** start Data records **

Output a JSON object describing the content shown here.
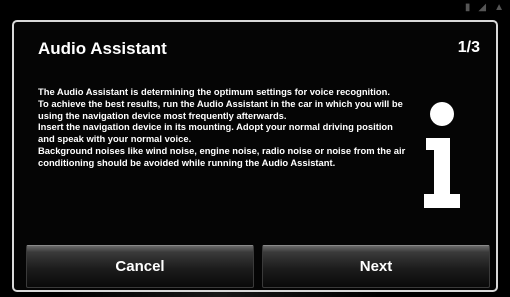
{
  "dialog": {
    "title": "Audio Assistant",
    "page_indicator": "1/3",
    "paragraphs": [
      "The Audio Assistant is determining the optimum settings for voice recognition.",
      "To achieve the best results, run the Audio Assistant in the car in which you will be using the navigation device most frequently afterwards.",
      "Insert the navigation device in its mounting. Adopt your normal driving position and speak with your normal voice.",
      "Background noises like wind noise, engine noise, radio noise or noise from the air conditioning should be avoided while running the Audio Assistant."
    ],
    "info_icon": "info-icon"
  },
  "buttons": {
    "cancel_label": "Cancel",
    "next_label": "Next"
  },
  "colors": {
    "background": "#000000",
    "dialog_border": "#d9d9d9",
    "text": "#ffffff"
  }
}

** end Data records **

* **Written task**: Leave out the pictures and repeat everything else in the records exactly.

* **The reply**:
Output a JSON object describing the content shown here.
{
  "dialog": {
    "title": "Audio Assistant",
    "page_indicator": "1/3",
    "paragraphs": [
      "The Audio Assistant is determining the optimum settings for voice recognition.",
      "To achieve the best results, run the Audio Assistant in the car in which you will be using the navigation device most frequently afterwards.",
      "Insert the navigation device in its mounting. Adopt your normal driving position and speak with your normal voice.",
      "Background noises like wind noise, engine noise, radio noise or noise from the air conditioning should be avoided while running the Audio Assistant."
    ],
    "info_icon": "info-icon"
  },
  "buttons": {
    "cancel_label": "Cancel",
    "next_label": "Next"
  },
  "colors": {
    "background": "#000000",
    "dialog_border": "#d9d9d9",
    "text": "#ffffff"
  }
}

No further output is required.